## Stated goal
Present every line of the material below as a numbered list, omitting any blank lines.

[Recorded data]
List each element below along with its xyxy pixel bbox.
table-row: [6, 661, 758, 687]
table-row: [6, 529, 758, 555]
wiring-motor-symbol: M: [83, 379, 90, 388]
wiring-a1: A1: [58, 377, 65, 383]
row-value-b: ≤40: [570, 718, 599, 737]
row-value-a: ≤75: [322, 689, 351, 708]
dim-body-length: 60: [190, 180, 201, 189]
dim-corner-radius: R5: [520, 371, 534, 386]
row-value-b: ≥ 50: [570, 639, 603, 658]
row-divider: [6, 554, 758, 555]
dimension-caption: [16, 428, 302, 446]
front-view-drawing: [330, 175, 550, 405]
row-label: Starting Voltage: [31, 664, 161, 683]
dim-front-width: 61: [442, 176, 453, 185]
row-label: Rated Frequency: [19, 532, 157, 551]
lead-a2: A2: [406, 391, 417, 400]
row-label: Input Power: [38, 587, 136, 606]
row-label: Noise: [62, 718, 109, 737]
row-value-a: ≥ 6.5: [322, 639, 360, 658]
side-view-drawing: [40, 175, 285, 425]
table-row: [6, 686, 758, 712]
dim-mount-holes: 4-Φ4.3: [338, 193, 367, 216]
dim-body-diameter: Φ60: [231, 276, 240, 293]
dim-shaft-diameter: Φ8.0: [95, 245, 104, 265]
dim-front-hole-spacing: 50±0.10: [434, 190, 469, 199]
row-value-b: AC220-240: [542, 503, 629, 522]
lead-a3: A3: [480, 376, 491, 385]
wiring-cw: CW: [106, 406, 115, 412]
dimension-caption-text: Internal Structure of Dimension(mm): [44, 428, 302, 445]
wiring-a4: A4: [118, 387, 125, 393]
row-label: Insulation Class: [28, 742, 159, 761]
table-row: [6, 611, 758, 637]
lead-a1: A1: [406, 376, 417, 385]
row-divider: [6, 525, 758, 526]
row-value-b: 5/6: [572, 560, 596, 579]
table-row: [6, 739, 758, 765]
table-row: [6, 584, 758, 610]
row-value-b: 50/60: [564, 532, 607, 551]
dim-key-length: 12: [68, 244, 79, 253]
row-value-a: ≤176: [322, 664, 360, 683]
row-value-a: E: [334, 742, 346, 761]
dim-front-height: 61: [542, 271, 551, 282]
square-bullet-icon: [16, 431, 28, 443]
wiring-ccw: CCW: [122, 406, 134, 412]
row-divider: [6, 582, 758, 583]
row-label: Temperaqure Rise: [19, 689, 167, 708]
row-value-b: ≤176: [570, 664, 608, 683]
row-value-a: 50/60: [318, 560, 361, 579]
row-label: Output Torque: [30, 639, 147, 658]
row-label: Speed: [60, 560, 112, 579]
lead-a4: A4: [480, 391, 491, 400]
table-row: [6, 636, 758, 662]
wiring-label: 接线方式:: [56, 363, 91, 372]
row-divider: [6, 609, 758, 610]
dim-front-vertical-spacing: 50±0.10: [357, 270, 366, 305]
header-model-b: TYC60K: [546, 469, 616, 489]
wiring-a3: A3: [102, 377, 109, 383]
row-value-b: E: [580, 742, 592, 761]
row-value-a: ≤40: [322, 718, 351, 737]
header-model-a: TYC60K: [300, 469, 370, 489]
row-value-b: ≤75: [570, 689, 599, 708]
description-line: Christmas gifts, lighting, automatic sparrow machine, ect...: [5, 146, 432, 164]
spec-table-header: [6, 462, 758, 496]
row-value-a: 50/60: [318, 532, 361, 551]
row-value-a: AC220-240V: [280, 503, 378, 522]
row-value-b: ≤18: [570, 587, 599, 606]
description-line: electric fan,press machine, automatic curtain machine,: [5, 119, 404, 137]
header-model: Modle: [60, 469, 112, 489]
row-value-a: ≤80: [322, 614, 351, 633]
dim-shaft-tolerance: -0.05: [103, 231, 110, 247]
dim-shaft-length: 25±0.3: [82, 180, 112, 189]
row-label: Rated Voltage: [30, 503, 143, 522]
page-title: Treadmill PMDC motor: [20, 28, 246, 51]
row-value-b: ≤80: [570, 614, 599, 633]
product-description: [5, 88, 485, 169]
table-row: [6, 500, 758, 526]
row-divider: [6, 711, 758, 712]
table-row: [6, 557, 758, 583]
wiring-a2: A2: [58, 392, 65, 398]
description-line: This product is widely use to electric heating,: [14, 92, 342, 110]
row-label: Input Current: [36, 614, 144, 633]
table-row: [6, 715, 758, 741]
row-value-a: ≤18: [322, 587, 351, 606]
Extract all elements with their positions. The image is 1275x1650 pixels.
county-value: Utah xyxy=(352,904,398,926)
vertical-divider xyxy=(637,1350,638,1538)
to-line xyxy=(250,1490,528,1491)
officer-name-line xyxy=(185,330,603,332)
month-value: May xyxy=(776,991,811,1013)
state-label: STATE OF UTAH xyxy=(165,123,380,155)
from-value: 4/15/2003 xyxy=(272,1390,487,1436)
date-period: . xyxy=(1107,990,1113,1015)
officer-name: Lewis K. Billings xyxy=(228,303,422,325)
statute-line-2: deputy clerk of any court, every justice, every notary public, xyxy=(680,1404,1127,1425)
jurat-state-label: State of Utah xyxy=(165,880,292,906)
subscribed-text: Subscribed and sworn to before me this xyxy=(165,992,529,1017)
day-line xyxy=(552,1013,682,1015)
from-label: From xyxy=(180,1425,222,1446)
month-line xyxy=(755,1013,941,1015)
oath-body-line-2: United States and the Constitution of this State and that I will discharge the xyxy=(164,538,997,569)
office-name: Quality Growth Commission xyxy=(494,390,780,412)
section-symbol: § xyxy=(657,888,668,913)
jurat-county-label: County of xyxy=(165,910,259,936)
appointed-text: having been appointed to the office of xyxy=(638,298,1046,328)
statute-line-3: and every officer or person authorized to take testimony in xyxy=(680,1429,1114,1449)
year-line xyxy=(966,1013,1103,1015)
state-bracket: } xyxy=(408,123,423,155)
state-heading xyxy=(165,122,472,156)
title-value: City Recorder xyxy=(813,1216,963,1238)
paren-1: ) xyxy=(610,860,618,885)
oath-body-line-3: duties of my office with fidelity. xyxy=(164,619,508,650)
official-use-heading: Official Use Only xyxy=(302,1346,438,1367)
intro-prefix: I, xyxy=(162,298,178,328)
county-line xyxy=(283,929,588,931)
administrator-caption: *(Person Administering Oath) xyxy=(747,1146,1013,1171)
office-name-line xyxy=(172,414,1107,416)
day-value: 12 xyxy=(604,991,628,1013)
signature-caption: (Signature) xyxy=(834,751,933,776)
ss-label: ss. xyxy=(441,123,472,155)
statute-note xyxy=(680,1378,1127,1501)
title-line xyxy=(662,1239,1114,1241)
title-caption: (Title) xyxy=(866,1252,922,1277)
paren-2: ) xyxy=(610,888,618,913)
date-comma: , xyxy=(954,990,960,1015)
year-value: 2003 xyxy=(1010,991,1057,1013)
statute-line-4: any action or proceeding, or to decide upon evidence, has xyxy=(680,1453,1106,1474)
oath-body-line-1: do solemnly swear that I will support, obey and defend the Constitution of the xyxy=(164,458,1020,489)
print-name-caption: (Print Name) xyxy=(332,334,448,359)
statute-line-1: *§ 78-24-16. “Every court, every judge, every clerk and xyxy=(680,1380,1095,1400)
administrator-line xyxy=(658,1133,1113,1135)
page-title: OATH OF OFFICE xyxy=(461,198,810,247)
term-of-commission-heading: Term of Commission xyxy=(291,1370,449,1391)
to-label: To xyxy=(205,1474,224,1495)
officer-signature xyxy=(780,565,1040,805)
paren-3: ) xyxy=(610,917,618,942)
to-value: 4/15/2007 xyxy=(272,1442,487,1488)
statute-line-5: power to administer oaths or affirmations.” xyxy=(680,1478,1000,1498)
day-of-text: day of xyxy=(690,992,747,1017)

## Problem solution
1. List each element below along with its xyxy pixel bbox.
2. table-row: [6, 661, 758, 687]
3. table-row: [6, 529, 758, 555]
4. wiring-motor-symbol: M: [83, 379, 90, 388]
5. wiring-a1: A1: [58, 377, 65, 383]
6. row-value-b: ≤40: [570, 718, 599, 737]
7. row-value-a: ≤75: [322, 689, 351, 708]
8. dim-body-length: 60: [190, 180, 201, 189]
9. dim-corner-radius: R5: [520, 371, 534, 386]
10. row-value-b: ≥ 50: [570, 639, 603, 658]
11. row-divider: [6, 554, 758, 555]
12. dimension-caption: [16, 428, 302, 446]
13. front-view-drawing: [330, 175, 550, 405]
14. row-label: Starting Voltage: [31, 664, 161, 683]
15. dim-front-width: 61: [442, 176, 453, 185]
16. row-label: Rated Frequency: [19, 532, 157, 551]
17. lead-a2: A2: [406, 391, 417, 400]
18. row-label: Input Power: [38, 587, 136, 606]
19. row-label: Noise: [62, 718, 109, 737]
20. row-value-a: ≥ 6.5: [322, 639, 360, 658]
21. side-view-drawing: [40, 175, 285, 425]
22. table-row: [6, 686, 758, 712]
23. dim-mount-holes: 4-Φ4.3: [338, 193, 367, 216]
24. dim-body-diameter: Φ60: [231, 276, 240, 293]
25. dim-shaft-diameter: Φ8.0: [95, 245, 104, 265]
26. dim-front-hole-spacing: 50±0.10: [434, 190, 469, 199]
27. row-value-b: AC220-240: [542, 503, 629, 522]
28. lead-a3: A3: [480, 376, 491, 385]
29. wiring-cw: CW: [106, 406, 115, 412]
30. dimension-caption-text: Internal Structure of Dimension(mm): [44, 428, 302, 445]
31. wiring-a4: A4: [118, 387, 125, 393]
32. row-label: Insulation Class: [28, 742, 159, 761]
33. table-row: [6, 611, 758, 637]
34. lead-a1: A1: [406, 376, 417, 385]
35. row-divider: [6, 525, 758, 526]
36. row-value-b: 5/6: [572, 560, 596, 579]
37. table-row: [6, 739, 758, 765]
38. table-row: [6, 584, 758, 610]
39. row-value-b: 50/60: [564, 532, 607, 551]
40. dim-key-length: 12: [68, 244, 79, 253]
41. row-value-a: ≤176: [322, 664, 360, 683]
42. row-value-a: E: [334, 742, 346, 761]
43. dim-front-height: 61: [542, 271, 551, 282]
44. square-bullet-icon: [16, 431, 28, 443]
45. wiring-ccw: CCW: [122, 406, 134, 412]
46. row-divider: [6, 582, 758, 583]
47. row-label: Temperaqure Rise: [19, 689, 167, 708]
48. row-value-b: ≤176: [570, 664, 608, 683]
49. row-value-a: 50/60: [318, 560, 361, 579]
50. row-label: Output Torque: [30, 639, 147, 658]
51. row-label: Speed: [60, 560, 112, 579]
52. lead-a4: A4: [480, 391, 491, 400]
53. table-row: [6, 636, 758, 662]
54. wiring-label: 接线方式:: [56, 363, 91, 372]
55. row-divider: [6, 609, 758, 610]
56. dim-front-vertical-spacing: 50±0.10: [357, 270, 366, 305]
57. header-model-b: TYC60K: [546, 469, 616, 489]
58. wiring-a3: A3: [102, 377, 109, 383]
59. row-value-b: E: [580, 742, 592, 761]
60. row-value-a: ≤40: [322, 718, 351, 737]
61. header-model-a: TYC60K: [300, 469, 370, 489]
62. row-value-b: ≤75: [570, 689, 599, 708]
63. description-line: Christmas gifts, lighting, automatic sparrow machine, ect...: [5, 146, 432, 164]
64. spec-table-header: [6, 462, 758, 496]
65. row-value-a: 50/60: [318, 532, 361, 551]
66. row-value-a: AC220-240V: [280, 503, 378, 522]
67. row-value-b: ≤18: [570, 587, 599, 606]
68. description-line: electric fan,press machine, automatic curtain machine,: [5, 119, 404, 137]
69. header-model: Modle: [60, 469, 112, 489]
70. row-value-a: ≤80: [322, 614, 351, 633]
71. dim-shaft-tolerance: -0.05: [103, 231, 110, 247]
72. dim-shaft-length: 25±0.3: [82, 180, 112, 189]
73. row-label: Rated Voltage: [30, 503, 143, 522]
74. page-title: Treadmill PMDC motor: [20, 28, 246, 51]
75. row-value-b: ≤80: [570, 614, 599, 633]
76. product-description: [5, 88, 485, 169]
77. table-row: [6, 500, 758, 526]
78. row-divider: [6, 711, 758, 712]
79. table-row: [6, 557, 758, 583]
80. wiring-a2: A2: [58, 392, 65, 398]
81. description-line: This product is widely use to electric heating,: [14, 92, 342, 110]
82. row-label: Input Current: [36, 614, 144, 633]
83. table-row: [6, 715, 758, 741]
84. row-value-a: ≤18: [322, 587, 351, 606]
85. Extract all elements with their positions. The image is 1275x1650 pixels.
86. county-value: Utah xyxy=(352,904,398,926)
87. vertical-divider xyxy=(637,1350,638,1538)
88. to-line xyxy=(250,1490,528,1491)
89. officer-name-line xyxy=(185,330,603,332)
90. month-value: May xyxy=(776,991,811,1013)
91. state-label: STATE OF UTAH xyxy=(165,123,380,155)
92. from-value: 4/15/2003 xyxy=(272,1390,487,1436)
93. date-period: . xyxy=(1107,990,1113,1015)
94. officer-name: Lewis K. Billings xyxy=(228,303,422,325)
95. statute-line-2: deputy clerk of any court, every justice, every notary public, xyxy=(680,1404,1127,1425)
96. jurat-state-label: State of Utah xyxy=(165,880,292,906)
97. subscribed-text: Subscribed and sworn to before me this xyxy=(165,992,529,1017)
98. day-line xyxy=(552,1013,682,1015)
99. from-label: From xyxy=(180,1425,222,1446)
100. month-line xyxy=(755,1013,941,1015)
101. oath-body-line-2: United States and the Constitution of this State and that I will discharge the xyxy=(164,538,997,569)
102. office-name: Quality Growth Commission xyxy=(494,390,780,412)
103. section-symbol: § xyxy=(657,888,668,913)
104. jurat-county-label: County of xyxy=(165,910,259,936)
105. appointed-text: having been appointed to the office of xyxy=(638,298,1046,328)
106. statute-line-3: and every officer or person authorized to take testimony in xyxy=(680,1429,1114,1449)
107. year-line xyxy=(966,1013,1103,1015)
108. state-bracket: } xyxy=(408,123,423,155)
109. state-heading xyxy=(165,122,472,156)
110. title-value: City Recorder xyxy=(813,1216,963,1238)
111. paren-1: ) xyxy=(610,860,618,885)
112. oath-body-line-3: duties of my office with fidelity. xyxy=(164,619,508,650)
113. official-use-heading: Official Use Only xyxy=(302,1346,438,1367)
114. intro-prefix: I, xyxy=(162,298,178,328)
115. county-line xyxy=(283,929,588,931)
116. administrator-caption: *(Person Administering Oath) xyxy=(747,1146,1013,1171)
117. office-name-line xyxy=(172,414,1107,416)
118. day-value: 12 xyxy=(604,991,628,1013)
119. signature-caption: (Signature) xyxy=(834,751,933,776)
120. ss-label: ss. xyxy=(441,123,472,155)
121. statute-note xyxy=(680,1378,1127,1501)
122. title-line xyxy=(662,1239,1114,1241)
123. title-caption: (Title) xyxy=(866,1252,922,1277)
124. paren-2: ) xyxy=(610,888,618,913)
125. date-comma: , xyxy=(954,990,960,1015)
126. year-value: 2003 xyxy=(1010,991,1057,1013)
127. statute-line-4: any action or proceeding, or to decide upon evidence, has xyxy=(680,1453,1106,1474)
128. oath-body-line-1: do solemnly swear that I will support, obey and defend the Constitution of the xyxy=(164,458,1020,489)
129. print-name-caption: (Print Name) xyxy=(332,334,448,359)
130. statute-line-1: *§ 78-24-16. “Every court, every judge, every clerk and xyxy=(680,1380,1095,1400)
131. administrator-line xyxy=(658,1133,1113,1135)
132. page-title: OATH OF OFFICE xyxy=(461,198,810,247)
133. term-of-commission-heading: Term of Commission xyxy=(291,1370,449,1391)
134. to-label: To xyxy=(205,1474,224,1495)
135. officer-signature xyxy=(780,565,1040,805)
136. paren-3: ) xyxy=(610,917,618,942)
137. to-value: 4/15/2007 xyxy=(272,1442,487,1488)
138. statute-line-5: power to administer oaths or affirmations.” xyxy=(680,1478,1000,1498)
139. day-of-text: day of xyxy=(690,992,747,1017)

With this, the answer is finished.